[Problem details]: Rewrite the material below, changing every "actual-point" to "observed-point" and leaving all other text as it is.

******

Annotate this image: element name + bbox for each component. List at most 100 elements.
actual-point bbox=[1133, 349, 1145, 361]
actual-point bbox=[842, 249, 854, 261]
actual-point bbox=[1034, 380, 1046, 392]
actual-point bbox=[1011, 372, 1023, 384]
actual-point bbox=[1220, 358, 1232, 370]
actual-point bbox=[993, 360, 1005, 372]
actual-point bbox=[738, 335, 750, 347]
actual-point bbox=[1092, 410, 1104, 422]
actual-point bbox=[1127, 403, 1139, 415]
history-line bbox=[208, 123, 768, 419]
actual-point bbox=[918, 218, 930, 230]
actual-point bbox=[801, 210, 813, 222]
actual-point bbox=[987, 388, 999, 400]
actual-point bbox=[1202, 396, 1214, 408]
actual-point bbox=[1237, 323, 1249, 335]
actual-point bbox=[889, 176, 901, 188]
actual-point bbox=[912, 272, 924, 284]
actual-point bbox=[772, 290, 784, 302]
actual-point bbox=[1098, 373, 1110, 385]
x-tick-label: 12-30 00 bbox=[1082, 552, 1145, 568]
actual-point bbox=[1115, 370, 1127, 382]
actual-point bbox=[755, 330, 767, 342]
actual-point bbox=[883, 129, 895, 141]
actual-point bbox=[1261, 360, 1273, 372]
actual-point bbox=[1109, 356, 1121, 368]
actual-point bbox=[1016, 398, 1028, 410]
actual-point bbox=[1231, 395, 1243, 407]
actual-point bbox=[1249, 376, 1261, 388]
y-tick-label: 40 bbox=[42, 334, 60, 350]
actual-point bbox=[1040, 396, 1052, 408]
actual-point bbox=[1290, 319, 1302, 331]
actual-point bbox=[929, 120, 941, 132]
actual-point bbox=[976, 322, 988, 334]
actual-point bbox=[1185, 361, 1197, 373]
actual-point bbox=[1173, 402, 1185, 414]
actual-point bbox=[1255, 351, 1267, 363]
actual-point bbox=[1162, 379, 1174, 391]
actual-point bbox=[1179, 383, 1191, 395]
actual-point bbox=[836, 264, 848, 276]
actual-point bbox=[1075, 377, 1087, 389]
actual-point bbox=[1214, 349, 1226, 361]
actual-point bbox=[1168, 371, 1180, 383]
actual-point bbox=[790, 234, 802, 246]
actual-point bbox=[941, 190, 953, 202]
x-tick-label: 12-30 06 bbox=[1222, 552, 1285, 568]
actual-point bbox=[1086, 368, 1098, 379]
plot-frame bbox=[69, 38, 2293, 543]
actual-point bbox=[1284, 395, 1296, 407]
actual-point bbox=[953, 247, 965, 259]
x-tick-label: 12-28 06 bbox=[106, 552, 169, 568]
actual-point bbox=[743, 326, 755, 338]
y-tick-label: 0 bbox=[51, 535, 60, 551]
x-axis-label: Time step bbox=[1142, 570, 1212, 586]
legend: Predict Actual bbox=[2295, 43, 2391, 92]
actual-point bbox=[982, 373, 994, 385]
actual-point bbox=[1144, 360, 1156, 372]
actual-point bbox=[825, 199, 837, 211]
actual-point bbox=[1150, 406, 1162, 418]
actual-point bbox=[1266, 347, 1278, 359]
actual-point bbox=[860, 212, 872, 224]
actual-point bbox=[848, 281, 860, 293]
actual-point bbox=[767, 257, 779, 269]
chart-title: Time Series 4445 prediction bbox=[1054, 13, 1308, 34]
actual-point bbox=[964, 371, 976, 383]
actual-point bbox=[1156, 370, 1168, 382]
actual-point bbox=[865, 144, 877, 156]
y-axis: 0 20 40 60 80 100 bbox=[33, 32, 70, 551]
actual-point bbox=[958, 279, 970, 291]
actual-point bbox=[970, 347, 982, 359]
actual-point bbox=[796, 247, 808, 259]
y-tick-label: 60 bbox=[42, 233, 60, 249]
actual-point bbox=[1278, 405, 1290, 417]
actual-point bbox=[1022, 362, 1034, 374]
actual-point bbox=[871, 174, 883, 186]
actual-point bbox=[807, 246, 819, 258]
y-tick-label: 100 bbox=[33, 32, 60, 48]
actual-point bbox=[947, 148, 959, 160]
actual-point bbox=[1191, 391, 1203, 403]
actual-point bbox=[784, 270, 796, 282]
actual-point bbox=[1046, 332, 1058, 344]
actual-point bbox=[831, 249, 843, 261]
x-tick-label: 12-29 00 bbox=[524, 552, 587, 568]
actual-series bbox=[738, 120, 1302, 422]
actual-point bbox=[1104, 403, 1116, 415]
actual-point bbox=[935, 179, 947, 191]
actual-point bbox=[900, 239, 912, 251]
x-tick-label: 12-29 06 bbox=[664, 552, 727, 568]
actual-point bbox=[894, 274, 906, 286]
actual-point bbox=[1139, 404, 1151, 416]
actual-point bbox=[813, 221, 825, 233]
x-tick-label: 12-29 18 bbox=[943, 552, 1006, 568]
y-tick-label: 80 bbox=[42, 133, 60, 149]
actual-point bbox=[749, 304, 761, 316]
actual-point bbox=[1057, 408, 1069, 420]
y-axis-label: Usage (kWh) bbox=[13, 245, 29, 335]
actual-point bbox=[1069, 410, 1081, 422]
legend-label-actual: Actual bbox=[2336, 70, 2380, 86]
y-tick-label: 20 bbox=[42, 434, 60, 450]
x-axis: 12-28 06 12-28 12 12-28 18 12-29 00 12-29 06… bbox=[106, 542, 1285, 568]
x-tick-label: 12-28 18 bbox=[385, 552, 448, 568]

******

[Response]:
Annotate this image: element name + bbox for each component. List at most 100 elements.
observed-point bbox=[1133, 349, 1145, 361]
observed-point bbox=[842, 249, 854, 261]
observed-point bbox=[1034, 380, 1046, 392]
observed-point bbox=[1011, 372, 1023, 384]
observed-point bbox=[1220, 358, 1232, 370]
observed-point bbox=[993, 360, 1005, 372]
observed-point bbox=[738, 335, 750, 347]
observed-point bbox=[1092, 410, 1104, 422]
observed-point bbox=[1127, 403, 1139, 415]
history-line bbox=[208, 123, 768, 419]
observed-point bbox=[918, 218, 930, 230]
observed-point bbox=[801, 210, 813, 222]
observed-point bbox=[987, 388, 999, 400]
observed-point bbox=[1202, 396, 1214, 408]
observed-point bbox=[1237, 323, 1249, 335]
observed-point bbox=[889, 176, 901, 188]
observed-point bbox=[912, 272, 924, 284]
observed-point bbox=[772, 290, 784, 302]
observed-point bbox=[1098, 373, 1110, 385]
x-tick-label: 12-30 00 bbox=[1082, 552, 1145, 568]
observed-point bbox=[1115, 370, 1127, 382]
observed-point bbox=[755, 330, 767, 342]
observed-point bbox=[883, 129, 895, 141]
observed-point bbox=[1261, 360, 1273, 372]
observed-point bbox=[1109, 356, 1121, 368]
observed-point bbox=[1016, 398, 1028, 410]
observed-point bbox=[1231, 395, 1243, 407]
observed-point bbox=[1249, 376, 1261, 388]
y-tick-label: 40 bbox=[42, 334, 60, 350]
observed-point bbox=[1040, 396, 1052, 408]
observed-point bbox=[1290, 319, 1302, 331]
observed-point bbox=[929, 120, 941, 132]
observed-point bbox=[976, 322, 988, 334]
observed-point bbox=[1185, 361, 1197, 373]
observed-point bbox=[1173, 402, 1185, 414]
observed-point bbox=[1255, 351, 1267, 363]
observed-point bbox=[1162, 379, 1174, 391]
observed-point bbox=[1179, 383, 1191, 395]
observed-point bbox=[836, 264, 848, 276]
observed-point bbox=[1075, 377, 1087, 389]
observed-point bbox=[1214, 349, 1226, 361]
observed-point bbox=[1168, 371, 1180, 383]
observed-point bbox=[790, 234, 802, 246]
observed-point bbox=[941, 190, 953, 202]
x-tick-label: 12-30 06 bbox=[1222, 552, 1285, 568]
observed-point bbox=[1086, 368, 1098, 379]
plot-frame bbox=[69, 38, 2293, 543]
observed-point bbox=[1284, 395, 1296, 407]
observed-point bbox=[953, 247, 965, 259]
x-tick-label: 12-28 06 bbox=[106, 552, 169, 568]
observed-point bbox=[743, 326, 755, 338]
y-tick-label: 0 bbox=[51, 535, 60, 551]
x-axis-label: Time step bbox=[1142, 570, 1212, 586]
legend: Predict Actual bbox=[2295, 43, 2391, 92]
observed-point bbox=[982, 373, 994, 385]
observed-point bbox=[1144, 360, 1156, 372]
observed-point bbox=[825, 199, 837, 211]
observed-point bbox=[1150, 406, 1162, 418]
observed-point bbox=[1266, 347, 1278, 359]
observed-point bbox=[860, 212, 872, 224]
observed-point bbox=[848, 281, 860, 293]
observed-point bbox=[767, 257, 779, 269]
chart-title: Time Series 4445 prediction bbox=[1054, 13, 1308, 34]
observed-point bbox=[964, 371, 976, 383]
observed-point bbox=[1156, 370, 1168, 382]
observed-point bbox=[865, 144, 877, 156]
y-axis: 0 20 40 60 80 100 bbox=[33, 32, 70, 551]
observed-point bbox=[958, 279, 970, 291]
observed-point bbox=[970, 347, 982, 359]
observed-point bbox=[796, 247, 808, 259]
y-tick-label: 60 bbox=[42, 233, 60, 249]
observed-point bbox=[1278, 405, 1290, 417]
observed-point bbox=[1022, 362, 1034, 374]
observed-point bbox=[871, 174, 883, 186]
observed-point bbox=[807, 246, 819, 258]
y-tick-label: 100 bbox=[33, 32, 60, 48]
observed-point bbox=[947, 148, 959, 160]
observed-point bbox=[1191, 391, 1203, 403]
observed-point bbox=[784, 270, 796, 282]
observed-point bbox=[1046, 332, 1058, 344]
observed-point bbox=[831, 249, 843, 261]
x-tick-label: 12-29 00 bbox=[524, 552, 587, 568]
actual-series bbox=[738, 120, 1302, 422]
observed-point bbox=[1104, 403, 1116, 415]
observed-point bbox=[935, 179, 947, 191]
observed-point bbox=[900, 239, 912, 251]
x-tick-label: 12-29 06 bbox=[664, 552, 727, 568]
observed-point bbox=[894, 274, 906, 286]
observed-point bbox=[1139, 404, 1151, 416]
observed-point bbox=[813, 221, 825, 233]
x-tick-label: 12-29 18 bbox=[943, 552, 1006, 568]
y-tick-label: 80 bbox=[42, 133, 60, 149]
observed-point bbox=[749, 304, 761, 316]
observed-point bbox=[1057, 408, 1069, 420]
y-axis-label: Usage (kWh) bbox=[13, 245, 29, 335]
observed-point bbox=[1069, 410, 1081, 422]
legend-label-actual: Actual bbox=[2336, 70, 2380, 86]
y-tick-label: 20 bbox=[42, 434, 60, 450]
x-axis: 12-28 06 12-28 12 12-28 18 12-29 00 12-29 06… bbox=[106, 542, 1285, 568]
x-tick-label: 12-28 18 bbox=[385, 552, 448, 568]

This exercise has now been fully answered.